• **DATA PROVIDED**

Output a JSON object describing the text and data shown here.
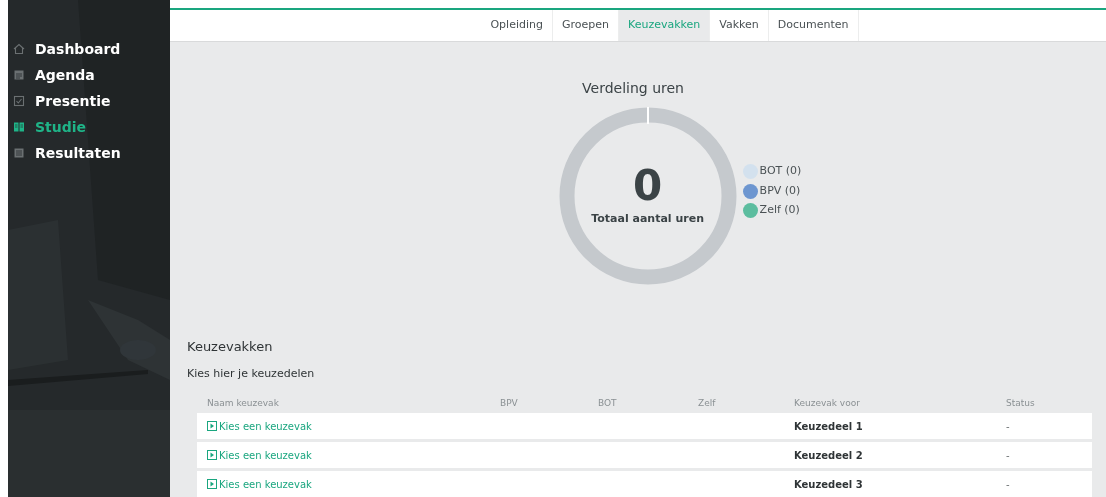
{
  "sidebar": {
    "items": [
      {
        "label": "Dashboard",
        "selected": false
      },
      {
        "label": "Agenda",
        "selected": false
      },
      {
        "label": "Presentie",
        "selected": false
      },
      {
        "label": "Studie",
        "selected": true
      },
      {
        "label": "Resultaten",
        "selected": false
      }
    ]
  },
  "tabs": [
    {
      "label": "Opleiding",
      "selected": false
    },
    {
      "label": "Groepen",
      "selected": false
    },
    {
      "label": "Keuzevakken",
      "selected": true
    },
    {
      "label": "Vakken",
      "selected": false
    },
    {
      "label": "Documenten",
      "selected": false
    }
  ],
  "summary": {
    "title": "Verdeling uren",
    "total": "0",
    "total_label": "Totaal aantal uren",
    "legend": [
      {
        "label": "BOT (0)",
        "color": "#d3e1ee"
      },
      {
        "label": "BPV (0)",
        "color": "#6d96d0"
      },
      {
        "label": "Zelf (0)",
        "color": "#5cbd9f"
      }
    ]
  },
  "section": {
    "title": "Keuzevakken",
    "subtitle": "Kies hier je keuzedelen"
  },
  "table": {
    "columns": [
      "Naam keuzevak",
      "BPV",
      "BOT",
      "Zelf",
      "Keuzevak voor",
      "Status"
    ],
    "rows": [
      {
        "name": "Kies een keuzevak",
        "for": "Keuzedeel 1",
        "status": "-"
      },
      {
        "name": "Kies een keuzevak",
        "for": "Keuzedeel 2",
        "status": "-"
      },
      {
        "name": "Kies een keuzevak",
        "for": "Keuzedeel 3",
        "status": "-"
      }
    ]
  }
}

• **INSTRUCTIONS FOR THE TASK**
Give all the lines above again, character for character, without pictures.

• **OUTPUT**
Output a JSON object describing the text and data shown here.
{
  "sidebar": {
    "items": [
      {
        "label": "Dashboard",
        "selected": false
      },
      {
        "label": "Agenda",
        "selected": false
      },
      {
        "label": "Presentie",
        "selected": false
      },
      {
        "label": "Studie",
        "selected": true
      },
      {
        "label": "Resultaten",
        "selected": false
      }
    ]
  },
  "tabs": [
    {
      "label": "Opleiding",
      "selected": false
    },
    {
      "label": "Groepen",
      "selected": false
    },
    {
      "label": "Keuzevakken",
      "selected": true
    },
    {
      "label": "Vakken",
      "selected": false
    },
    {
      "label": "Documenten",
      "selected": false
    }
  ],
  "summary": {
    "title": "Verdeling uren",
    "total": "0",
    "total_label": "Totaal aantal uren",
    "legend": [
      {
        "label": "BOT (0)",
        "color": "#d3e1ee"
      },
      {
        "label": "BPV (0)",
        "color": "#6d96d0"
      },
      {
        "label": "Zelf (0)",
        "color": "#5cbd9f"
      }
    ]
  },
  "section": {
    "title": "Keuzevakken",
    "subtitle": "Kies hier je keuzedelen"
  },
  "table": {
    "columns": [
      "Naam keuzevak",
      "BPV",
      "BOT",
      "Zelf",
      "Keuzevak voor",
      "Status"
    ],
    "rows": [
      {
        "name": "Kies een keuzevak",
        "for": "Keuzedeel 1",
        "status": "-"
      },
      {
        "name": "Kies een keuzevak",
        "for": "Keuzedeel 2",
        "status": "-"
      },
      {
        "name": "Kies een keuzevak",
        "for": "Keuzedeel 3",
        "status": "-"
      }
    ]
  }
}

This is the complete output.